___ DATA IN THIS EXERCISE ___

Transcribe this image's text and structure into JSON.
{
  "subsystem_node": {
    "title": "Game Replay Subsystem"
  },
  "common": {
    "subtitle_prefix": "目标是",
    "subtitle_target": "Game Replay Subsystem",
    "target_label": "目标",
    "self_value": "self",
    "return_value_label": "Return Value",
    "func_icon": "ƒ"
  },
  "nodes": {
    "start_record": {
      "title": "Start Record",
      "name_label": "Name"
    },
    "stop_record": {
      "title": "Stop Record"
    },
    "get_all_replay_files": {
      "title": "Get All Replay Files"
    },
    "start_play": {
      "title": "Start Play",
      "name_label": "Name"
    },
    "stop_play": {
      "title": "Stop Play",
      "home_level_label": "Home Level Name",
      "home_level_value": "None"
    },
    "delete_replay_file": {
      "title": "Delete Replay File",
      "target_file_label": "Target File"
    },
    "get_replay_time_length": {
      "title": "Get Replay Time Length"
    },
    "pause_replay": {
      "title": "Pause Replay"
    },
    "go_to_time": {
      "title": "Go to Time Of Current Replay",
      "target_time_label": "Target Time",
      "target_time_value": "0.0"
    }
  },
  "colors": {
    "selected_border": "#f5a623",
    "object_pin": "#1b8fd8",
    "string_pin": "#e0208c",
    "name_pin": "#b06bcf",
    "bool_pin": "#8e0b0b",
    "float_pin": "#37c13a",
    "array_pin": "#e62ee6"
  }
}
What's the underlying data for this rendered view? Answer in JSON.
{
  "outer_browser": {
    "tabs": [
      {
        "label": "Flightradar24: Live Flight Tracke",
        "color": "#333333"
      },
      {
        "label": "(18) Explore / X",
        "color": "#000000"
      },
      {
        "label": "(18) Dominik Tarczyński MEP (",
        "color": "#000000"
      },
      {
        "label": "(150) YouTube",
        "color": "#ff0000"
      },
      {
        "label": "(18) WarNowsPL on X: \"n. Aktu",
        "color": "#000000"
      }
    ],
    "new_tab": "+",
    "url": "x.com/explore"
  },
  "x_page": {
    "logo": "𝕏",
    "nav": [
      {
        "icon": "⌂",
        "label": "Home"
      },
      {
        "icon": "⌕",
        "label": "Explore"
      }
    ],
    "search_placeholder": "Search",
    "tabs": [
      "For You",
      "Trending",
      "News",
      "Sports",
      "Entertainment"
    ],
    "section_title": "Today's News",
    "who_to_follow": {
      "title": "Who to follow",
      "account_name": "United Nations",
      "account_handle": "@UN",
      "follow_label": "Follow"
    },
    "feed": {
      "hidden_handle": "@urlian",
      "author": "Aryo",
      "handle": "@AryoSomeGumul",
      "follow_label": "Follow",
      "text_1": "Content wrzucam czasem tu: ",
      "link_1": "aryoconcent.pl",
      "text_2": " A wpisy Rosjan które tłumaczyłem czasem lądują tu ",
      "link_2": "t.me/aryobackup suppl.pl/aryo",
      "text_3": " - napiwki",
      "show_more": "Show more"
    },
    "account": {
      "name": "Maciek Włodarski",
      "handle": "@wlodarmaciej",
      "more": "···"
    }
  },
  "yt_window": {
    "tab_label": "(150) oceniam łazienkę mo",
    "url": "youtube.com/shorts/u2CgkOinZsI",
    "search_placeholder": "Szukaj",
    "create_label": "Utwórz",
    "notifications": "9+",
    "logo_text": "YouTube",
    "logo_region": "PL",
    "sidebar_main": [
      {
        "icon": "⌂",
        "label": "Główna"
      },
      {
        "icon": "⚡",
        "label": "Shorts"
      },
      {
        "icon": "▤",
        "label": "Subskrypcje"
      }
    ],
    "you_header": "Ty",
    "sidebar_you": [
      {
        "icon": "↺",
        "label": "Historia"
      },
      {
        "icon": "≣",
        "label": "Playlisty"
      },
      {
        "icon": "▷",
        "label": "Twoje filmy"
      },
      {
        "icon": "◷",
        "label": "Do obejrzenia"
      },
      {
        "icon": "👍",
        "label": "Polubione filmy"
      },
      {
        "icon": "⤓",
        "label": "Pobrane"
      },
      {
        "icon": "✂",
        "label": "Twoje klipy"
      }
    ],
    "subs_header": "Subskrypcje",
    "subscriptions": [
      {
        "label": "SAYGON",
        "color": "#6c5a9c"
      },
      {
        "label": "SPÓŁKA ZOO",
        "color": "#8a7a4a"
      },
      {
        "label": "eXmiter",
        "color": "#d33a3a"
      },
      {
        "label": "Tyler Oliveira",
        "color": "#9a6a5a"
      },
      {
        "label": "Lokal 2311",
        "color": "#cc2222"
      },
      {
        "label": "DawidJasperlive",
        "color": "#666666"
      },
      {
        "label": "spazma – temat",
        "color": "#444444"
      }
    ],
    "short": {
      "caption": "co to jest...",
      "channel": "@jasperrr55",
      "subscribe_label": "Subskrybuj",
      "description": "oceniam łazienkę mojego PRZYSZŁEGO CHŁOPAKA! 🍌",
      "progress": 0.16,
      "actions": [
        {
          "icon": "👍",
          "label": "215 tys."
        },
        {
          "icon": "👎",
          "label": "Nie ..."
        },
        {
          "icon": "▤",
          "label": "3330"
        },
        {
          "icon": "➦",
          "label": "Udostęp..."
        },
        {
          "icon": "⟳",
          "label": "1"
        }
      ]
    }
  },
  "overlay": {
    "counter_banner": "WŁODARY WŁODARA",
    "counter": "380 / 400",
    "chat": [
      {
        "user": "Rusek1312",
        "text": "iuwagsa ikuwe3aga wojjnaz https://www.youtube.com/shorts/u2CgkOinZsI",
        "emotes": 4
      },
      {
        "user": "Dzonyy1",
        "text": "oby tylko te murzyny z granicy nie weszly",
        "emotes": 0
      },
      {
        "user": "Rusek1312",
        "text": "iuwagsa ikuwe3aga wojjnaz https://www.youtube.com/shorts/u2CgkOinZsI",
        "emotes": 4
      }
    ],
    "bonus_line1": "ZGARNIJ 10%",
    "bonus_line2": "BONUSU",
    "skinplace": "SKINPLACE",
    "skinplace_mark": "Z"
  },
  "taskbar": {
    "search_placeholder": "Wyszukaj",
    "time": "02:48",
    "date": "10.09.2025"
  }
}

___

- [STATED GOAL] Reproduce the material in full, with no word added or dropped.

- [TASK ANSWER]
Transcribe this image's text and structure into JSON.
{
  "subsystem_node": {
    "title": "Game Replay Subsystem"
  },
  "common": {
    "subtitle_prefix": "目标是",
    "subtitle_target": "Game Replay Subsystem",
    "target_label": "目标",
    "self_value": "self",
    "return_value_label": "Return Value",
    "func_icon": "ƒ"
  },
  "nodes": {
    "start_record": {
      "title": "Start Record",
      "name_label": "Name"
    },
    "stop_record": {
      "title": "Stop Record"
    },
    "get_all_replay_files": {
      "title": "Get All Replay Files"
    },
    "start_play": {
      "title": "Start Play",
      "name_label": "Name"
    },
    "stop_play": {
      "title": "Stop Play",
      "home_level_label": "Home Level Name",
      "home_level_value": "None"
    },
    "delete_replay_file": {
      "title": "Delete Replay File",
      "target_file_label": "Target File"
    },
    "get_replay_time_length": {
      "title": "Get Replay Time Length"
    },
    "pause_replay": {
      "title": "Pause Replay"
    },
    "go_to_time": {
      "title": "Go to Time Of Current Replay",
      "target_time_label": "Target Time",
      "target_time_value": "0.0"
    }
  },
  "colors": {
    "selected_border": "#f5a623",
    "object_pin": "#1b8fd8",
    "string_pin": "#e0208c",
    "name_pin": "#b06bcf",
    "bool_pin": "#8e0b0b",
    "float_pin": "#37c13a",
    "array_pin": "#e62ee6"
  }
}
What's the underlying data for this rendered view? Answer in JSON.
{
  "outer_browser": {
    "tabs": [
      {
        "label": "Flightradar24: Live Flight Tracke",
        "color": "#333333"
      },
      {
        "label": "(18) Explore / X",
        "color": "#000000"
      },
      {
        "label": "(18) Dominik Tarczyński MEP (",
        "color": "#000000"
      },
      {
        "label": "(150) YouTube",
        "color": "#ff0000"
      },
      {
        "label": "(18) WarNowsPL on X: \"n. Aktu",
        "color": "#000000"
      }
    ],
    "new_tab": "+",
    "url": "x.com/explore"
  },
  "x_page": {
    "logo": "𝕏",
    "nav": [
      {
        "icon": "⌂",
        "label": "Home"
      },
      {
        "icon": "⌕",
        "label": "Explore"
      }
    ],
    "search_placeholder": "Search",
    "tabs": [
      "For You",
      "Trending",
      "News",
      "Sports",
      "Entertainment"
    ],
    "section_title": "Today's News",
    "who_to_follow": {
      "title": "Who to follow",
      "account_name": "United Nations",
      "account_handle": "@UN",
      "follow_label": "Follow"
    },
    "feed": {
      "hidden_handle": "@urlian",
      "author": "Aryo",
      "handle": "@AryoSomeGumul",
      "follow_label": "Follow",
      "text_1": "Content wrzucam czasem tu: ",
      "link_1": "aryoconcent.pl",
      "text_2": " A wpisy Rosjan które tłumaczyłem czasem lądują tu ",
      "link_2": "t.me/aryobackup suppl.pl/aryo",
      "text_3": " - napiwki",
      "show_more": "Show more"
    },
    "account": {
      "name": "Maciek Włodarski",
      "handle": "@wlodarmaciej",
      "more": "···"
    }
  },
  "yt_window": {
    "tab_label": "(150) oceniam łazienkę mo",
    "url": "youtube.com/shorts/u2CgkOinZsI",
    "search_placeholder": "Szukaj",
    "create_label": "Utwórz",
    "notifications": "9+",
    "logo_text": "YouTube",
    "logo_region": "PL",
    "sidebar_main": [
      {
        "icon": "⌂",
        "label": "Główna"
      },
      {
        "icon": "⚡",
        "label": "Shorts"
      },
      {
        "icon": "▤",
        "label": "Subskrypcje"
      }
    ],
    "you_header": "Ty",
    "sidebar_you": [
      {
        "icon": "↺",
        "label": "Historia"
      },
      {
        "icon": "≣",
        "label": "Playlisty"
      },
      {
        "icon": "▷",
        "label": "Twoje filmy"
      },
      {
        "icon": "◷",
        "label": "Do obejrzenia"
      },
      {
        "icon": "👍",
        "label": "Polubione filmy"
      },
      {
        "icon": "⤓",
        "label": "Pobrane"
      },
      {
        "icon": "✂",
        "label": "Twoje klipy"
      }
    ],
    "subs_header": "Subskrypcje",
    "subscriptions": [
      {
        "label": "SAYGON",
        "color": "#6c5a9c"
      },
      {
        "label": "SPÓŁKA ZOO",
        "color": "#8a7a4a"
      },
      {
        "label": "eXmiter",
        "color": "#d33a3a"
      },
      {
        "label": "Tyler Oliveira",
        "color": "#9a6a5a"
      },
      {
        "label": "Lokal 2311",
        "color": "#cc2222"
      },
      {
        "label": "DawidJasperlive",
        "color": "#666666"
      },
      {
        "label": "spazma – temat",
        "color": "#444444"
      }
    ],
    "short": {
      "caption": "co to jest...",
      "channel": "@jasperrr55",
      "subscribe_label": "Subskrybuj",
      "description": "oceniam łazienkę mojego PRZYSZŁEGO CHŁOPAKA! 🍌",
      "progress": 0.16,
      "actions": [
        {
          "icon": "👍",
          "label": "215 tys."
        },
        {
          "icon": "👎",
          "label": "Nie ..."
        },
        {
          "icon": "▤",
          "label": "3330"
        },
        {
          "icon": "➦",
          "label": "Udostęp..."
        },
        {
          "icon": "⟳",
          "label": "1"
        }
      ]
    }
  },
  "overlay": {
    "counter_banner": "WŁODARY WŁODARA",
    "counter": "380 / 400",
    "chat": [
      {
        "user": "Rusek1312",
        "text": "iuwagsa ikuwe3aga wojjnaz https://www.youtube.com/shorts/u2CgkOinZsI",
        "emotes": 4
      },
      {
        "user": "Dzonyy1",
        "text": "oby tylko te murzyny z granicy nie weszly",
        "emotes": 0
      },
      {
        "user": "Rusek1312",
        "text": "iuwagsa ikuwe3aga wojjnaz https://www.youtube.com/shorts/u2CgkOinZsI",
        "emotes": 4
      }
    ],
    "bonus_line1": "ZGARNIJ 10%",
    "bonus_line2": "BONUSU",
    "skinplace": "SKINPLACE",
    "skinplace_mark": "Z"
  },
  "taskbar": {
    "search_placeholder": "Wyszukaj",
    "time": "02:48",
    "date": "10.09.2025"
  }
}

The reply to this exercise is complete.